* **Data shown**:
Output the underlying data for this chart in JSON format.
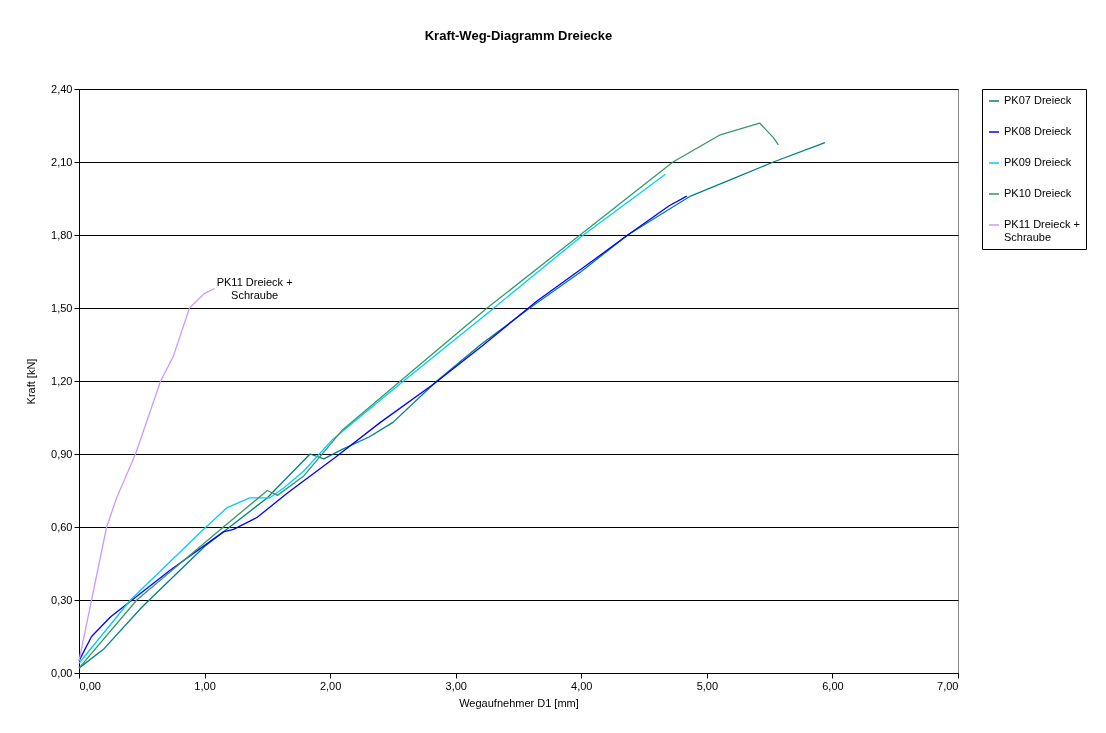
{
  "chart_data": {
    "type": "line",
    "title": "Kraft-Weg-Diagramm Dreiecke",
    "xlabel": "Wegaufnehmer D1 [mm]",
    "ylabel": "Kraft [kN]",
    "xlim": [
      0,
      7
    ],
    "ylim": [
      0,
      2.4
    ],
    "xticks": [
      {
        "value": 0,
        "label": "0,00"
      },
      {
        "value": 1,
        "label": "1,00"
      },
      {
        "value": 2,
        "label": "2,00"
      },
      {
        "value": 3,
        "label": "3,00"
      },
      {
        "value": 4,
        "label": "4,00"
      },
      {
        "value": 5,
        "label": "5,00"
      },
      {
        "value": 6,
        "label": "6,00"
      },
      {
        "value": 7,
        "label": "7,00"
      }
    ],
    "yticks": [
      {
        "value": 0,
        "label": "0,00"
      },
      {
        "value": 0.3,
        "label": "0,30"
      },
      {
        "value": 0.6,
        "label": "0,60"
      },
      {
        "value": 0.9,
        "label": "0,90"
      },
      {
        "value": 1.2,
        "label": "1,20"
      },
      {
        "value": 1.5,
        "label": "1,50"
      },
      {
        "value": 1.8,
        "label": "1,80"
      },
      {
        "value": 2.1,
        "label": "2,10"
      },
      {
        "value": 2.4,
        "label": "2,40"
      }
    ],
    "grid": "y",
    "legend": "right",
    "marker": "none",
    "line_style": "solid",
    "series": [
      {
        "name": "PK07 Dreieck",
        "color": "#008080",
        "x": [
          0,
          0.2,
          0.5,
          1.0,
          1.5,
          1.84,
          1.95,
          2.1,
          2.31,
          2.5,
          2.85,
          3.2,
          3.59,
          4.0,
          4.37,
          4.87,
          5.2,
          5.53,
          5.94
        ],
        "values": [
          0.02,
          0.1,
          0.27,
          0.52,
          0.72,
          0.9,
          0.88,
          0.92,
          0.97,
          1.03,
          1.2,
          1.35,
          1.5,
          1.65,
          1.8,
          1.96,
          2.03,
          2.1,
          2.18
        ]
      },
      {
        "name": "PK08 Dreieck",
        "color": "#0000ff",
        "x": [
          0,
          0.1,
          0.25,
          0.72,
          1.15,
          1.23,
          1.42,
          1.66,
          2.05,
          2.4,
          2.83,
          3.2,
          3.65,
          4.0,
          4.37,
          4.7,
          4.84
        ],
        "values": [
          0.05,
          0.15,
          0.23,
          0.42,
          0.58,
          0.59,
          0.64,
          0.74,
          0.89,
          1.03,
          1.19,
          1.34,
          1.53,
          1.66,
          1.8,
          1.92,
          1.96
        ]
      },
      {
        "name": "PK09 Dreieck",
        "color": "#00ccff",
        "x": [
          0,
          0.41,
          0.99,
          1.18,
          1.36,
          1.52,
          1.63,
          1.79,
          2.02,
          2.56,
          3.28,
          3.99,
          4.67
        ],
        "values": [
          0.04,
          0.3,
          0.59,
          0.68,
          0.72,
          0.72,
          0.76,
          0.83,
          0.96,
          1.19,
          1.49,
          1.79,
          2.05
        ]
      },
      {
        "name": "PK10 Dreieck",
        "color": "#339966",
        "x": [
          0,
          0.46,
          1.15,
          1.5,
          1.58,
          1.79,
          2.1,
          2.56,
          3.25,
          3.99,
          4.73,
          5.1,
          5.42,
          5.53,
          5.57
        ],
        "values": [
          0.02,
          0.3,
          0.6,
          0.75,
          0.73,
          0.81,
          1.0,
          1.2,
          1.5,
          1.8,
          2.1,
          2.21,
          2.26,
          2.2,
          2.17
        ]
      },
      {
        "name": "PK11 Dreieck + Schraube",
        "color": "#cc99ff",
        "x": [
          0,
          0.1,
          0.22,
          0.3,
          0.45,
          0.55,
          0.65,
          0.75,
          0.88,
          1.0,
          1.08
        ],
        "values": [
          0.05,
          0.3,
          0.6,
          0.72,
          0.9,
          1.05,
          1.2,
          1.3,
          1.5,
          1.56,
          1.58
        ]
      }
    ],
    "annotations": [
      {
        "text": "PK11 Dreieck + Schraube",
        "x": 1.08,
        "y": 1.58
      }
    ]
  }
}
==
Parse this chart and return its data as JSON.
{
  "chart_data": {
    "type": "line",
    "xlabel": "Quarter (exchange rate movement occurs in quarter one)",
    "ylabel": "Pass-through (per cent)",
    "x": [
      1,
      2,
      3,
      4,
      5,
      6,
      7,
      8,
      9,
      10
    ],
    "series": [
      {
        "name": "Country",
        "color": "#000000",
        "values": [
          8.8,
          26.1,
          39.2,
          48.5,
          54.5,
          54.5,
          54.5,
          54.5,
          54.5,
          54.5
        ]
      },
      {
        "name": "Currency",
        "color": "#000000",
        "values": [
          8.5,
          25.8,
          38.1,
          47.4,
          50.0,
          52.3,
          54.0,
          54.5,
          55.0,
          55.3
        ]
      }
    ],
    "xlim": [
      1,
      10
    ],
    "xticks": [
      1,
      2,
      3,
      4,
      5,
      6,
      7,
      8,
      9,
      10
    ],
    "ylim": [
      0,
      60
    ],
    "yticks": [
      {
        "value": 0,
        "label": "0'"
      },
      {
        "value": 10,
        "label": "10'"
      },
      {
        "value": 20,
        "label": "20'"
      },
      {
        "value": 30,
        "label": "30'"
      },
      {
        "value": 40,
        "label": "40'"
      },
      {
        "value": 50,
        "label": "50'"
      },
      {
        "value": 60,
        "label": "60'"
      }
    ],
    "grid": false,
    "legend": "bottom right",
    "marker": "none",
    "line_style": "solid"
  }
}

* **Work instructions**: Across all the entries, count the lines that contain the word "name" and give the number by itself.

* **Solution for this task**: 7